-- Start RECORD EXCERPTS --

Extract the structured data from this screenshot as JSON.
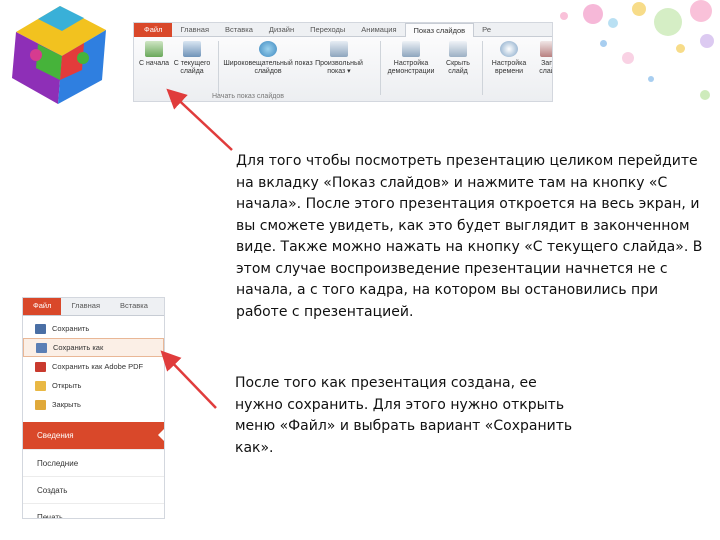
{
  "ribbon": {
    "tabs": [
      "Файл",
      "Главная",
      "Вставка",
      "Дизайн",
      "Переходы",
      "Анимация",
      "Показ слайдов",
      "Ре"
    ],
    "active_tab": "Показ слайдов",
    "buttons": [
      {
        "label": "С начала"
      },
      {
        "label": "С текущего слайда"
      },
      {
        "label": "Широковещательный показ слайдов"
      },
      {
        "label": "Произвольный показ ▾"
      },
      {
        "label": "Настройка демонстрации"
      },
      {
        "label": "Скрыть слайд"
      },
      {
        "label": "Настройка времени"
      },
      {
        "label": "Запи слайд"
      }
    ],
    "group_label": "Начать показ слайдов"
  },
  "file_menu": {
    "tabs": [
      "Файл",
      "Главная",
      "Вставка"
    ],
    "items": [
      "Сохранить",
      "Сохранить как",
      "Сохранить как Adobe PDF",
      "Открыть",
      "Закрыть"
    ],
    "sections": [
      "Сведения",
      "Последние",
      "Создать",
      "Печать"
    ]
  },
  "text": {
    "para1": "Для того чтобы посмотреть презентацию целиком перейдите на вкладку «Показ слайдов» и нажмите там на кнопку «С начала». После этого презентация откроется на весь экран, и вы сможете увидеть, как это будет выглядит в законченном виде. Также можно нажать на кнопку «С текущего слайда». В этом случае воспроизведение презентации начнется не с начала, а с того кадра, на котором вы остановились при работе с презентацией.",
    "para2": "После того как презентация создана, ее нужно сохранить. Для этого нужно открыть меню «Файл» и выбрать вариант «Сохранить как»."
  },
  "colors": {
    "file_tab": "#d9482a",
    "arrow": "#e03c3c",
    "highlight": "#fbefe6"
  }
}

-- End RECORD EXCERPTS --

Of all the lines in the material above, how many contain the word "презентация"? Give only the count.

### WRITTEN ANSWER
2